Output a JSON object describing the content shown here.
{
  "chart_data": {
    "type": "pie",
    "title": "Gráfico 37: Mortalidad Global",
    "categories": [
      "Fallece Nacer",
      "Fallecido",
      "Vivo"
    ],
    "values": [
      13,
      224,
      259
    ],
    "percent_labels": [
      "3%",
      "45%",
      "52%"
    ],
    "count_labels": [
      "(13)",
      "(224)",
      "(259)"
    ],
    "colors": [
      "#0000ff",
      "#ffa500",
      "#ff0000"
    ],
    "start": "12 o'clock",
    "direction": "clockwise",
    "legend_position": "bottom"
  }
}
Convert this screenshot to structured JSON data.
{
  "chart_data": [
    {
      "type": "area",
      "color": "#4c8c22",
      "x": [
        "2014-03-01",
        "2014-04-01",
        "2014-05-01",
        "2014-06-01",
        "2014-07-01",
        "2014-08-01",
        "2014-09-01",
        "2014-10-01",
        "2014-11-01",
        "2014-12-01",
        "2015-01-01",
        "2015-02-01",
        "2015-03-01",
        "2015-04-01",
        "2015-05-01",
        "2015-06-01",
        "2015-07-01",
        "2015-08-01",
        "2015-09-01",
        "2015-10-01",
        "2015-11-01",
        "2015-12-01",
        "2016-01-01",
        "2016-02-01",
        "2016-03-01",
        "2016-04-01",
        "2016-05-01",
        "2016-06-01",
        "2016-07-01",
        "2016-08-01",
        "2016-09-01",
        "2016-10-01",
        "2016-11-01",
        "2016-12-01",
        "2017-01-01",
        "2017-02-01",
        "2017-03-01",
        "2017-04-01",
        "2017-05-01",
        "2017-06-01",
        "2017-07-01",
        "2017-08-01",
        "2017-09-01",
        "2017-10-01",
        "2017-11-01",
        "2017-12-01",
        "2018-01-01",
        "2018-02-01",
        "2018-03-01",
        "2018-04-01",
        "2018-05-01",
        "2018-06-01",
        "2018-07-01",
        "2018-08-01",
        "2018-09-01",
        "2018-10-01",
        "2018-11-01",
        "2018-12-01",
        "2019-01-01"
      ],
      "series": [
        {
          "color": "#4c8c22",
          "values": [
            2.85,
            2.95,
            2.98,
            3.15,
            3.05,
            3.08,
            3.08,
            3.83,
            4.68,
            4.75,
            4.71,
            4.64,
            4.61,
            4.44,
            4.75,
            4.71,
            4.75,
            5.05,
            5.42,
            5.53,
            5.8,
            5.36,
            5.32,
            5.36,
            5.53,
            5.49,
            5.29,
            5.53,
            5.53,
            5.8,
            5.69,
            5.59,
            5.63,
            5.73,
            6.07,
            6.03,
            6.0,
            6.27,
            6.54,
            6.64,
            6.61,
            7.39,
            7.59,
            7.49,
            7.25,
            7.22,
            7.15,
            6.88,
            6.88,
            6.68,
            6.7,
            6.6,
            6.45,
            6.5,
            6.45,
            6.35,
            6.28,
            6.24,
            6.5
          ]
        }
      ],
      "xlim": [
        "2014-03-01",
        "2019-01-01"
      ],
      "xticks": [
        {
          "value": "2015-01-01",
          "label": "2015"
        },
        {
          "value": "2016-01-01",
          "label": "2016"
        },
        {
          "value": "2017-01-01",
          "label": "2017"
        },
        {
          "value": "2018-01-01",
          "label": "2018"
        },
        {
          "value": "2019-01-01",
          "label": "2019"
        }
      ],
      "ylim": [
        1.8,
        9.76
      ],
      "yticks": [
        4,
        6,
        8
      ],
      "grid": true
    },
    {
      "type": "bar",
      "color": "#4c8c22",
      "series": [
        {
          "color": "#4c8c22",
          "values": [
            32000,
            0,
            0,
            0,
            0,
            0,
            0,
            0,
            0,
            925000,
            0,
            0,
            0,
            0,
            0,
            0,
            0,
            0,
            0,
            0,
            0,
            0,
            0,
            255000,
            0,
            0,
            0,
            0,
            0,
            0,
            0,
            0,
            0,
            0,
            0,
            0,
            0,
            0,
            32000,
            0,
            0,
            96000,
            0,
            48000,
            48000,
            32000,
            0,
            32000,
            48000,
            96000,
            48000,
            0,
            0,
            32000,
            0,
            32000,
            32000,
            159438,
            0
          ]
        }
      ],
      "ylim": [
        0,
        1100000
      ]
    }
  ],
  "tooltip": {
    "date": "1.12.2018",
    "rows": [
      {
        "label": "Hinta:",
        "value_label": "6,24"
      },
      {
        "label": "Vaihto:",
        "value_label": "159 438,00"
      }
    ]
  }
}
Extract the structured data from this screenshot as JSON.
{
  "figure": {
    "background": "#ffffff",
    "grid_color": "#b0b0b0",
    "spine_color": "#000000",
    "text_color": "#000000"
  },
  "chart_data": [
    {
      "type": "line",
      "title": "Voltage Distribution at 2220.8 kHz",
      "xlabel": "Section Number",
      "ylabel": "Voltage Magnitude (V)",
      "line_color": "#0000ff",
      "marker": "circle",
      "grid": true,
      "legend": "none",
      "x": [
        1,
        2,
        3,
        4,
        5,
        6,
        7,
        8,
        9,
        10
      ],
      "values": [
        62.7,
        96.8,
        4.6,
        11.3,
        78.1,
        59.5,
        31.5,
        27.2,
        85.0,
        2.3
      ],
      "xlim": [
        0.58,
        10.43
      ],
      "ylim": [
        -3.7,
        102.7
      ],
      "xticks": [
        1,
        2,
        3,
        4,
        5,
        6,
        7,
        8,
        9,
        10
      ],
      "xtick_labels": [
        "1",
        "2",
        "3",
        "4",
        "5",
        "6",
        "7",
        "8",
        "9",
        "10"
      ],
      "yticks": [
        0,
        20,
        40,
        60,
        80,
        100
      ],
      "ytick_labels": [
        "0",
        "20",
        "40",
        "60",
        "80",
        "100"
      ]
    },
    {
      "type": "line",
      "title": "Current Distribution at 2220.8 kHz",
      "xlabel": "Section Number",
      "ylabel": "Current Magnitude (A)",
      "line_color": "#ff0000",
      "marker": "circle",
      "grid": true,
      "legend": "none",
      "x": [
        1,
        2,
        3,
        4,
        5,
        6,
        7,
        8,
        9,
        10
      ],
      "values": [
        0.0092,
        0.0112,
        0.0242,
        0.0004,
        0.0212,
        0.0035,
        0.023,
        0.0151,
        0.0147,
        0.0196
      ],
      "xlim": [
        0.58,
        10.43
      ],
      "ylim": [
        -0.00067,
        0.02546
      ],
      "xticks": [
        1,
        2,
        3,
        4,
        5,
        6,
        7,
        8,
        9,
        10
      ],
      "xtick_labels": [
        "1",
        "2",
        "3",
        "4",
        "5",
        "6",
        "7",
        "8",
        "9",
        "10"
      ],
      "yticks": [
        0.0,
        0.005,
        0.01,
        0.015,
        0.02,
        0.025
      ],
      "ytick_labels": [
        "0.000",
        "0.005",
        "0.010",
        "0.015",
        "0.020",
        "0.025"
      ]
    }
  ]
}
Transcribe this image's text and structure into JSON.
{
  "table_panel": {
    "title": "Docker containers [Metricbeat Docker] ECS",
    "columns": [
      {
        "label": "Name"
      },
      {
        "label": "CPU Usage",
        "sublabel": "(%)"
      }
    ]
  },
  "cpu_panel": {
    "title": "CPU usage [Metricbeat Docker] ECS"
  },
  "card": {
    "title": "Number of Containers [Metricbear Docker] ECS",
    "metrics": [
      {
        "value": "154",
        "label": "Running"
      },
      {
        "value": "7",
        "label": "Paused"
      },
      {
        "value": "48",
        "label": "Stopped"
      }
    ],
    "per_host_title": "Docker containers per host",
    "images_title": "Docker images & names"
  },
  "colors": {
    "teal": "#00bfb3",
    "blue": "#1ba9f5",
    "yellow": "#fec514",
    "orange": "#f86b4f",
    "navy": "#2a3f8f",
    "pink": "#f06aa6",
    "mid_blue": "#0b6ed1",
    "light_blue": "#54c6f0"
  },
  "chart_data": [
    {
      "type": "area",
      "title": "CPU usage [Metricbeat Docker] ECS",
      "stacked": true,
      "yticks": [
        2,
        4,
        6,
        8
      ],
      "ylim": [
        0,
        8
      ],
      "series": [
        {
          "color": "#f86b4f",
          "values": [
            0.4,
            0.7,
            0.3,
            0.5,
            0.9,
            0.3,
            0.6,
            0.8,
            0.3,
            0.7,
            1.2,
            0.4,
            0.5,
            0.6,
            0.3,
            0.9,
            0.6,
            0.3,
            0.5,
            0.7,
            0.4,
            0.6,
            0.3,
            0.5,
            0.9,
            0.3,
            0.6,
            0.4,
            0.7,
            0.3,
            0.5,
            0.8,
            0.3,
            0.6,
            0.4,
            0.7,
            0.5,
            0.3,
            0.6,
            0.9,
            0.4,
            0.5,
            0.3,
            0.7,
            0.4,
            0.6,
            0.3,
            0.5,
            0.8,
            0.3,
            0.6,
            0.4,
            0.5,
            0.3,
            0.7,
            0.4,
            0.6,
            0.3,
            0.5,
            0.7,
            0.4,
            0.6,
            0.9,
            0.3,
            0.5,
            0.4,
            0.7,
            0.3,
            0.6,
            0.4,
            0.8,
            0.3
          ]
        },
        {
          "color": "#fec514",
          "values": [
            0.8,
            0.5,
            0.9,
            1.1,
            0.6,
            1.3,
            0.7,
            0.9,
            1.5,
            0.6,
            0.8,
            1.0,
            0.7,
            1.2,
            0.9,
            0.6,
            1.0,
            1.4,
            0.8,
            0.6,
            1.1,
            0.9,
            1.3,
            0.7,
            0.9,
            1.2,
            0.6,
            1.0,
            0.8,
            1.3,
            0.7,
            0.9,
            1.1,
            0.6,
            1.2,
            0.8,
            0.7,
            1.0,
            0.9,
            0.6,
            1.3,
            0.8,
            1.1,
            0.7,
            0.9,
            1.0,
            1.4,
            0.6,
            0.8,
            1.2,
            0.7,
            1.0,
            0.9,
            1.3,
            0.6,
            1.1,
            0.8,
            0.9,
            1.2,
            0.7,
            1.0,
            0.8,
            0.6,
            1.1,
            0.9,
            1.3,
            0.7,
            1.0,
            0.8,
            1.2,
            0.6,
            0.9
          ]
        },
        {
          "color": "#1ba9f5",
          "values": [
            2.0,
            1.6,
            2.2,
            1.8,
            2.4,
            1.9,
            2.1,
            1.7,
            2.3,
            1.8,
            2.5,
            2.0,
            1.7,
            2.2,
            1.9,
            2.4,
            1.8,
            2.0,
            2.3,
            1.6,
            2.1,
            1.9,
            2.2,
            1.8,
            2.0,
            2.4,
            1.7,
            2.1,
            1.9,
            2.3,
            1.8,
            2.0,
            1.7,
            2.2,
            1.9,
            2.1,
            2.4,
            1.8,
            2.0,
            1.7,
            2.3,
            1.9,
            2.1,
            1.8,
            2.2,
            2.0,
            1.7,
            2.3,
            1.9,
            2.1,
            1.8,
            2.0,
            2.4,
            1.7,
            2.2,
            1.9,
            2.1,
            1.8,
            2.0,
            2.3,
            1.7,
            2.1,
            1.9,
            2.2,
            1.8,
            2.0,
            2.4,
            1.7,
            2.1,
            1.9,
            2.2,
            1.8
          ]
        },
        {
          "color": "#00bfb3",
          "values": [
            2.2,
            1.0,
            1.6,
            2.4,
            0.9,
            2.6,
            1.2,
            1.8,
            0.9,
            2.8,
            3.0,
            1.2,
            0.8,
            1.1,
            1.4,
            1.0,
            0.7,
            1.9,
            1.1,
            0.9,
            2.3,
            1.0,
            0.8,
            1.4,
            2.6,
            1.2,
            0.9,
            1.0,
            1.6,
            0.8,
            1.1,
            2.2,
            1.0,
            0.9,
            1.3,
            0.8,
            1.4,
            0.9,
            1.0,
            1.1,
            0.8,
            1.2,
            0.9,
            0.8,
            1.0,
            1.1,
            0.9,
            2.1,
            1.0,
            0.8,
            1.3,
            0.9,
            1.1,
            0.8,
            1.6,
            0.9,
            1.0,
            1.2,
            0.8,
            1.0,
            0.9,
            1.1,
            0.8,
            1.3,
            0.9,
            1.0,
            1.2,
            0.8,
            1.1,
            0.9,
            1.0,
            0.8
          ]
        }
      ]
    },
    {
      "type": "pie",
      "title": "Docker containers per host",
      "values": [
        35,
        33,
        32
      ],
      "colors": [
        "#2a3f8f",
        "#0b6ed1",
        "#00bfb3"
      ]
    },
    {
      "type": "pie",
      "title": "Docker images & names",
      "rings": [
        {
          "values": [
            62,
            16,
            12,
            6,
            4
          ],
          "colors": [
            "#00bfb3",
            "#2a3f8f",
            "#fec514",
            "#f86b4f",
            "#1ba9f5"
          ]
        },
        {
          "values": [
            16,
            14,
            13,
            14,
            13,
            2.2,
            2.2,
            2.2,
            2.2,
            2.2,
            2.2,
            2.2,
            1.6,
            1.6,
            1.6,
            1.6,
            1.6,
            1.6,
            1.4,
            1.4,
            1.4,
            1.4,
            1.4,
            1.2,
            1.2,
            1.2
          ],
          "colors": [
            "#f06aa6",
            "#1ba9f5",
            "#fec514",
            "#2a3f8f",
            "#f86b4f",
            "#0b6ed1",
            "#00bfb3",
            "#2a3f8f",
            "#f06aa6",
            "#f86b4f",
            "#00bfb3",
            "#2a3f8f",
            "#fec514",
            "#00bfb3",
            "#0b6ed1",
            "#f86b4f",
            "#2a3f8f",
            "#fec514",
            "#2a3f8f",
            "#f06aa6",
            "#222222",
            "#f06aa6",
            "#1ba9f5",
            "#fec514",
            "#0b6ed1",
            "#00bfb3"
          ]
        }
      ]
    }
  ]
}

GIVEN EXERCISE:
Only lines with "this" are wanted here; list each of them.

SOLUTION BELOW:
Convert this screenshot to structured JSON data.
Extract the structured data from this screenshot as JSON.
Transcribe this image's text and structure into JSON.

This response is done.